#### Items:
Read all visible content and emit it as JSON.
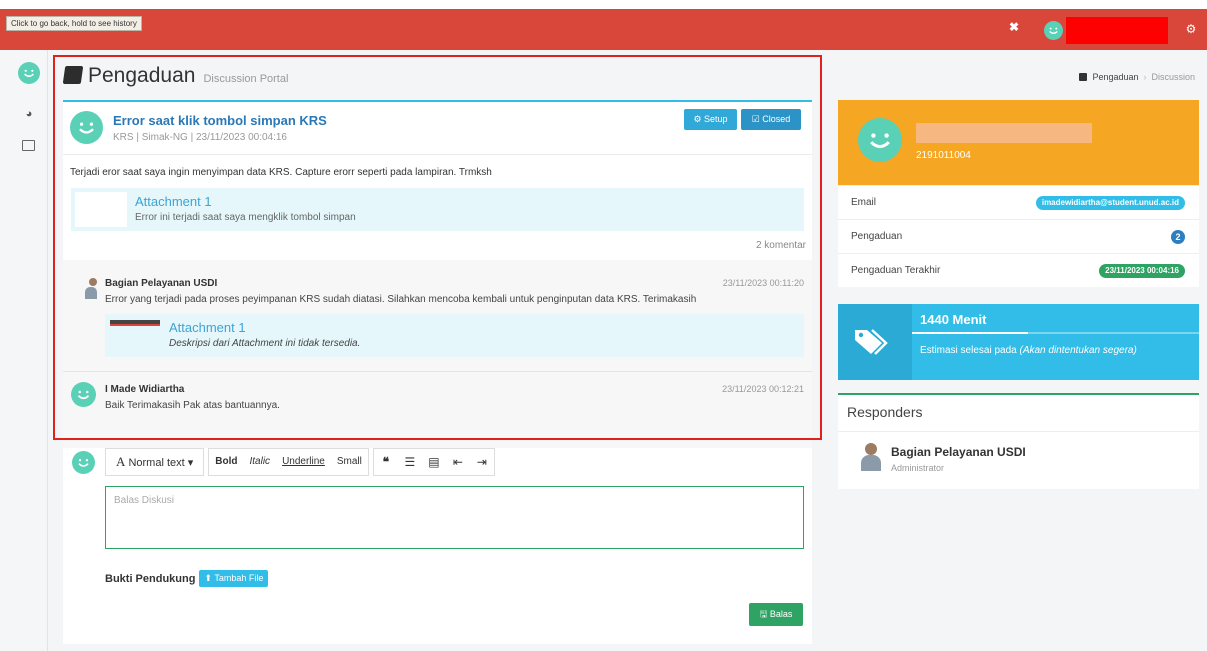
{
  "browser": {
    "back_tooltip": "Click to go back, hold to see history"
  },
  "header": {
    "page_title": "Pengaduan",
    "page_subtitle": "Discussion Portal"
  },
  "breadcrumb": {
    "items": [
      "Pengaduan",
      "Discussion"
    ]
  },
  "thread": {
    "title": "Error saat klik tombol simpan KRS",
    "meta": "KRS | Simak-NG | 23/11/2023 00:04:16",
    "setup_label": "Setup",
    "closed_label": "Closed",
    "body": "Terjadi eror saat saya ingin menyimpan data KRS. Capture erorr seperti pada lampiran. Trmksh",
    "attachment": {
      "title": "Attachment 1",
      "description": "Error ini terjadi saat saya mengklik tombol simpan"
    },
    "comment_count": "2 komentar"
  },
  "comments": [
    {
      "name": "Bagian Pelayanan USDI",
      "time": "23/11/2023 00:11:20",
      "text": "Error yang terjadi pada proses peyimpanan KRS sudah diatasi. Silahkan mencoba kembali untuk penginputan data KRS. Terimakasih",
      "attachment": {
        "title": "Attachment 1",
        "description": "Deskripsi dari Attachment ini tidak tersedia."
      }
    },
    {
      "name": "I Made Widiartha",
      "time": "23/11/2023 00:12:21",
      "text": "Baik Terimakasih Pak atas bantuannya."
    }
  ],
  "editor": {
    "format_label": "Normal text",
    "bold": "Bold",
    "italic": "Italic",
    "underline": "Underline",
    "small": "Small",
    "placeholder": "Balas Diskusi",
    "support_label": "Bukti Pendukung",
    "add_file_label": "Tambah File",
    "reply_label": "Balas"
  },
  "profile": {
    "nim": "2191011004",
    "email_label": "Email",
    "email": "imadewidiartha@student.unud.ac.id",
    "complaints_label": "Pengaduan",
    "complaints_count": "2",
    "last_label": "Pengaduan Terakhir",
    "last_date": "23/11/2023 00:04:16"
  },
  "estimate": {
    "title": "1440 Menit",
    "text_prefix": "Estimasi selesai pada",
    "text_em": "(Akan dintentukan segera)"
  },
  "responders": {
    "title": "Responders",
    "name": "Bagian Pelayanan USDI",
    "role": "Administrator"
  },
  "colors": {
    "topbar": "#d9473b",
    "accent_blue": "#31bde8",
    "accent_green": "#2fa363",
    "accent_orange": "#f5a623",
    "avatar_teal": "#5ad0b7"
  },
  "icons": [
    "expand-icon",
    "settings-icon",
    "dashboard-icon",
    "id-card-icon",
    "book-icon",
    "tag-icon",
    "quote-icon",
    "list-icon"
  ]
}
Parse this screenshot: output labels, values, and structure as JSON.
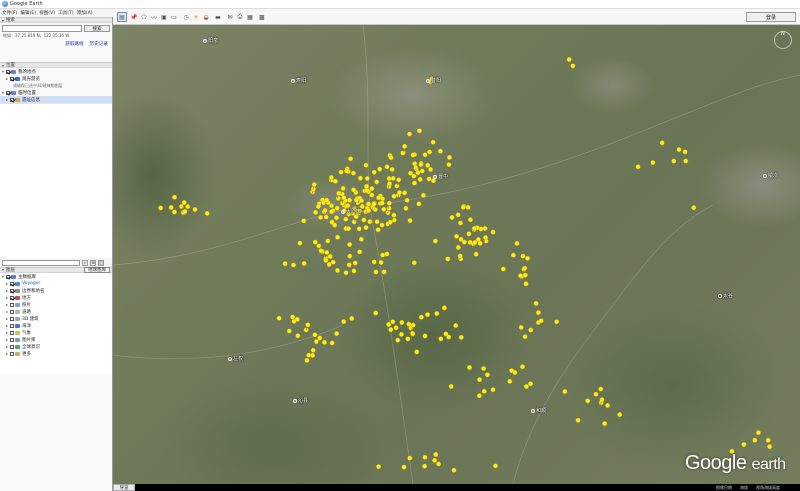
{
  "window": {
    "title": "Google Earth"
  },
  "menu": [
    "文件(F)",
    "编辑(E)",
    "视图(V)",
    "工具(T)",
    "添加(A)"
  ],
  "toolbar": {
    "buttons": [
      "sidebar-icon",
      "placemark-icon",
      "polygon-icon",
      "path-icon",
      "overlay-icon",
      "tour-icon",
      "history-icon",
      "sun-icon",
      "planet-icon",
      "ruler-icon",
      "email-icon",
      "print-icon",
      "save-image-icon",
      "maps-icon"
    ],
    "login_label": "登录"
  },
  "search": {
    "section_label": "搜索",
    "input_value": "",
    "button_label": "搜索",
    "coord_text": "例如：37 25.819 N，122 05.36 W",
    "link_directions": "获取路线",
    "link_history": "历史记录"
  },
  "places": {
    "section_label": "位置",
    "items": [
      {
        "label": "我的地点",
        "depth": 0,
        "expand": "▾",
        "checked": true,
        "color": "#6a84c6",
        "selected": false
      },
      {
        "label": "观光游览",
        "depth": 1,
        "expand": "▸",
        "checked": true,
        "color": "#3d6ccc",
        "selected": false
      },
      {
        "label": "请确保已选中3D建筑物图层",
        "depth": 2,
        "expand": "",
        "checked": false,
        "color": "",
        "selected": false
      },
      {
        "label": "临时位置",
        "depth": 0,
        "expand": "▾",
        "checked": true,
        "color": "#6a84c6",
        "selected": false
      },
      {
        "label": "遗址信息",
        "depth": 1,
        "expand": "▸",
        "checked": true,
        "color": "#c9a85e",
        "selected": true
      }
    ]
  },
  "layers": {
    "section_label": "图层",
    "gallery_label": "地球图库",
    "items": [
      {
        "label": "主数据库",
        "checked": true,
        "color": "#5d7ec4"
      },
      {
        "label": "Voyager",
        "checked": true,
        "color": "#4c8fd6",
        "highlight": true
      },
      {
        "label": "边界和地名",
        "checked": true,
        "color": "#8c8c8c"
      },
      {
        "label": "地方",
        "checked": true,
        "color": "#c24f4f"
      },
      {
        "label": "照片",
        "checked": false,
        "color": "#7fa1d6"
      },
      {
        "label": "道路",
        "checked": false,
        "color": "#b3b3b3"
      },
      {
        "label": "3D 建筑",
        "checked": false,
        "color": "#9aa7b5"
      },
      {
        "label": "海洋",
        "checked": false,
        "color": "#3f7ad3"
      },
      {
        "label": "气象",
        "checked": false,
        "color": "#d1c35a"
      },
      {
        "label": "图片库",
        "checked": false,
        "color": "#7a9bd1"
      },
      {
        "label": "全球意识",
        "checked": false,
        "color": "#55a866"
      },
      {
        "label": "更多",
        "checked": false,
        "color": "#c9b15a"
      }
    ]
  },
  "status_tab": "导览",
  "map": {
    "city_labels": [
      "阳泉",
      "寿阳",
      "昔阳",
      "太原市",
      "晋中",
      "榆次",
      "太谷",
      "和顺",
      "左权",
      "沁县"
    ],
    "pin_color": "#ffeb1a",
    "logo_text_google": "Google",
    "logo_text_earth": "earth",
    "footer": [
      "图像日期",
      "海拔",
      "视角海拔高度"
    ]
  }
}
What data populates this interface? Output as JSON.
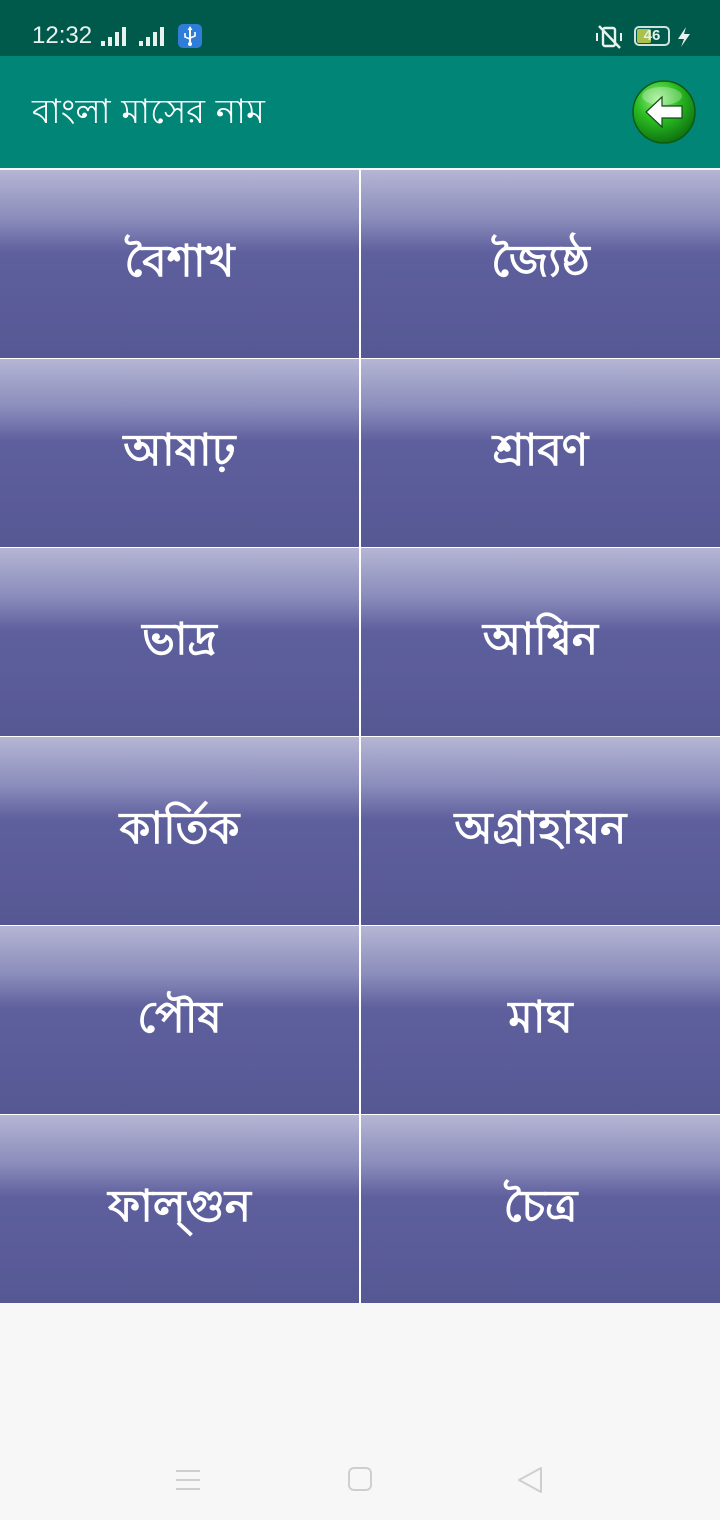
{
  "status_bar": {
    "time": "12:32",
    "battery_level": "46",
    "battery_fraction": 0.46,
    "icons": [
      "signal-icon",
      "signal-icon",
      "usb-icon",
      "vibrate-mute-icon",
      "battery-icon",
      "charging-bolt-icon"
    ]
  },
  "app_bar": {
    "title": "বাংলা মাসের নাম",
    "back_icon": "back-arrow-icon",
    "color": "#008577"
  },
  "months": [
    {
      "label": "বৈশাখ"
    },
    {
      "label": "জ্যৈষ্ঠ"
    },
    {
      "label": "আষাঢ়"
    },
    {
      "label": "শ্রাবণ"
    },
    {
      "label": "ভাদ্র"
    },
    {
      "label": "আশ্বিন"
    },
    {
      "label": "কার্তিক"
    },
    {
      "label": "অগ্রাহায়ন"
    },
    {
      "label": "পৌষ"
    },
    {
      "label": "মাঘ"
    },
    {
      "label": "ফাল্গুন"
    },
    {
      "label": "চৈত্র"
    }
  ],
  "theme": {
    "status_bar": "#005a4c",
    "tile_top": "#b5b5d4",
    "tile_bottom": "#565894",
    "back_button": "#1fae1f"
  },
  "nav_bar": {
    "icons": [
      "menu-icon",
      "home-icon",
      "back-triangle-icon"
    ]
  }
}
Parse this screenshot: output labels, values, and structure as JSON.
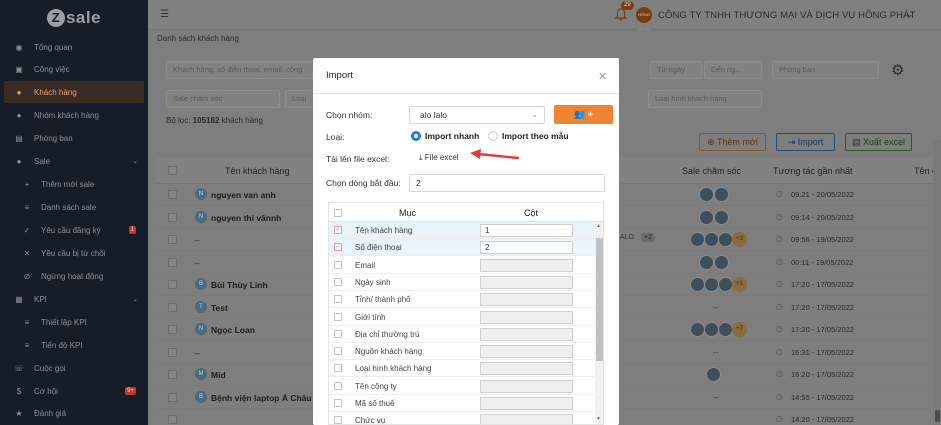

#### Task requirements:
Transcribe the full listing character for character. Pictures are excluded.

#### Answer to the task:
Read all visible content and emit it as JSON.
{
  "browser": {
    "back_tooltip": "Click to go back, hold to see history"
  },
  "header": {
    "page_title": "Pengaduan",
    "page_subtitle": "Discussion Portal"
  },
  "breadcrumb": {
    "items": [
      "Pengaduan",
      "Discussion"
    ]
  },
  "thread": {
    "title": "Error saat klik tombol simpan KRS",
    "meta": "KRS | Simak-NG | 23/11/2023 00:04:16",
    "setup_label": "Setup",
    "closed_label": "Closed",
    "body": "Terjadi eror saat saya ingin menyimpan data KRS. Capture erorr seperti pada lampiran. Trmksh",
    "attachment": {
      "title": "Attachment 1",
      "description": "Error ini terjadi saat saya mengklik tombol simpan"
    },
    "comment_count": "2 komentar"
  },
  "comments": [
    {
      "name": "Bagian Pelayanan USDI",
      "time": "23/11/2023 00:11:20",
      "text": "Error yang terjadi pada proses peyimpanan KRS sudah diatasi. Silahkan mencoba kembali untuk penginputan data KRS. Terimakasih",
      "attachment": {
        "title": "Attachment 1",
        "description": "Deskripsi dari Attachment ini tidak tersedia."
      }
    },
    {
      "name": "I Made Widiartha",
      "time": "23/11/2023 00:12:21",
      "text": "Baik Terimakasih Pak atas bantuannya."
    }
  ],
  "editor": {
    "format_label": "Normal text",
    "bold": "Bold",
    "italic": "Italic",
    "underline": "Underline",
    "small": "Small",
    "placeholder": "Balas Diskusi",
    "support_label": "Bukti Pendukung",
    "add_file_label": "Tambah File",
    "reply_label": "Balas"
  },
  "profile": {
    "nim": "2191011004",
    "email_label": "Email",
    "email": "imadewidiartha@student.unud.ac.id",
    "complaints_label": "Pengaduan",
    "complaints_count": "2",
    "last_label": "Pengaduan Terakhir",
    "last_date": "23/11/2023 00:04:16"
  },
  "estimate": {
    "title": "1440 Menit",
    "text_prefix": "Estimasi selesai pada",
    "text_em": "(Akan dintentukan segera)"
  },
  "responders": {
    "title": "Responders",
    "name": "Bagian Pelayanan USDI",
    "role": "Administrator"
  },
  "colors": {
    "topbar": "#d9473b",
    "accent_blue": "#31bde8",
    "accent_green": "#2fa363",
    "accent_orange": "#f5a623",
    "avatar_teal": "#5ad0b7"
  },
  "icons": [
    "expand-icon",
    "settings-icon",
    "dashboard-icon",
    "id-card-icon",
    "book-icon",
    "tag-icon",
    "quote-icon",
    "list-icon"
  ]
}
Parse this screenshot: output labels, values, and structure as JSON.
{
  "window": {
    "title": "Google Earth"
  },
  "menu": [
    "文件(F)",
    "编辑(E)",
    "视图(V)",
    "工具(T)",
    "添加(A)"
  ],
  "toolbar": {
    "buttons": [
      "sidebar-icon",
      "placemark-icon",
      "polygon-icon",
      "path-icon",
      "overlay-icon",
      "tour-icon",
      "history-icon",
      "sun-icon",
      "planet-icon",
      "ruler-icon",
      "email-icon",
      "print-icon",
      "save-image-icon",
      "maps-icon"
    ],
    "login_label": "登录"
  },
  "search": {
    "section_label": "搜索",
    "input_value": "",
    "button_label": "搜索",
    "coord_text": "例如：37 25.819 N，122 05.36 W",
    "link_directions": "获取路线",
    "link_history": "历史记录"
  },
  "places": {
    "section_label": "位置",
    "items": [
      {
        "label": "我的地点",
        "depth": 0,
        "expand": "▾",
        "checked": true,
        "color": "#6a84c6",
        "selected": false
      },
      {
        "label": "观光游览",
        "depth": 1,
        "expand": "▸",
        "checked": true,
        "color": "#3d6ccc",
        "selected": false
      },
      {
        "label": "请确保已选中3D建筑物图层",
        "depth": 2,
        "expand": "",
        "checked": false,
        "color": "",
        "selected": false
      },
      {
        "label": "临时位置",
        "depth": 0,
        "expand": "▾",
        "checked": true,
        "color": "#6a84c6",
        "selected": false
      },
      {
        "label": "遗址信息",
        "depth": 1,
        "expand": "▸",
        "checked": true,
        "color": "#c9a85e",
        "selected": true
      }
    ]
  },
  "layers": {
    "section_label": "图层",
    "gallery_label": "地球图库",
    "items": [
      {
        "label": "主数据库",
        "checked": true,
        "color": "#5d7ec4"
      },
      {
        "label": "Voyager",
        "checked": true,
        "color": "#4c8fd6",
        "highlight": true
      },
      {
        "label": "边界和地名",
        "checked": true,
        "color": "#8c8c8c"
      },
      {
        "label": "地方",
        "checked": true,
        "color": "#c24f4f"
      },
      {
        "label": "照片",
        "checked": false,
        "color": "#7fa1d6"
      },
      {
        "label": "道路",
        "checked": false,
        "color": "#b3b3b3"
      },
      {
        "label": "3D 建筑",
        "checked": false,
        "color": "#9aa7b5"
      },
      {
        "label": "海洋",
        "checked": false,
        "color": "#3f7ad3"
      },
      {
        "label": "气象",
        "checked": false,
        "color": "#d1c35a"
      },
      {
        "label": "图片库",
        "checked": false,
        "color": "#7a9bd1"
      },
      {
        "label": "全球意识",
        "checked": false,
        "color": "#55a866"
      },
      {
        "label": "更多",
        "checked": false,
        "color": "#c9b15a"
      }
    ]
  },
  "status_tab": "导览",
  "map": {
    "city_labels": [
      "阳泉",
      "寿阳",
      "昔阳",
      "太原市",
      "晋中",
      "榆次",
      "太谷",
      "和顺",
      "左权",
      "沁县"
    ],
    "pin_color": "#ffeb1a",
    "logo_text_google": "Google",
    "logo_text_earth": "earth",
    "footer": [
      "图像日期",
      "海拔",
      "视角海拔高度"
    ]
  }
}
What data populates this interface? Output as JSON.
{
  "status_bar": {
    "time": "12:32",
    "battery_level": "46",
    "battery_fraction": 0.46,
    "icons": [
      "signal-icon",
      "signal-icon",
      "usb-icon",
      "vibrate-mute-icon",
      "battery-icon",
      "charging-bolt-icon"
    ]
  },
  "app_bar": {
    "title": "বাংলা মাসের নাম",
    "back_icon": "back-arrow-icon",
    "color": "#008577"
  },
  "months": [
    {
      "label": "বৈশাখ"
    },
    {
      "label": "জ্যৈষ্ঠ"
    },
    {
      "label": "আষাঢ়"
    },
    {
      "label": "শ্রাবণ"
    },
    {
      "label": "ভাদ্র"
    },
    {
      "label": "আশ্বিন"
    },
    {
      "label": "কার্তিক"
    },
    {
      "label": "অগ্রাহায়ন"
    },
    {
      "label": "পৌষ"
    },
    {
      "label": "মাঘ"
    },
    {
      "label": "ফাল্গুন"
    },
    {
      "label": "চৈত্র"
    }
  ],
  "theme": {
    "status_bar": "#005a4c",
    "tile_top": "#b5b5d4",
    "tile_bottom": "#565894",
    "back_button": "#1fae1f"
  },
  "nav_bar": {
    "icons": [
      "menu-icon",
      "home-icon",
      "back-triangle-icon"
    ]
  }
}
Parse this screenshot: output labels, values, and structure as JSON.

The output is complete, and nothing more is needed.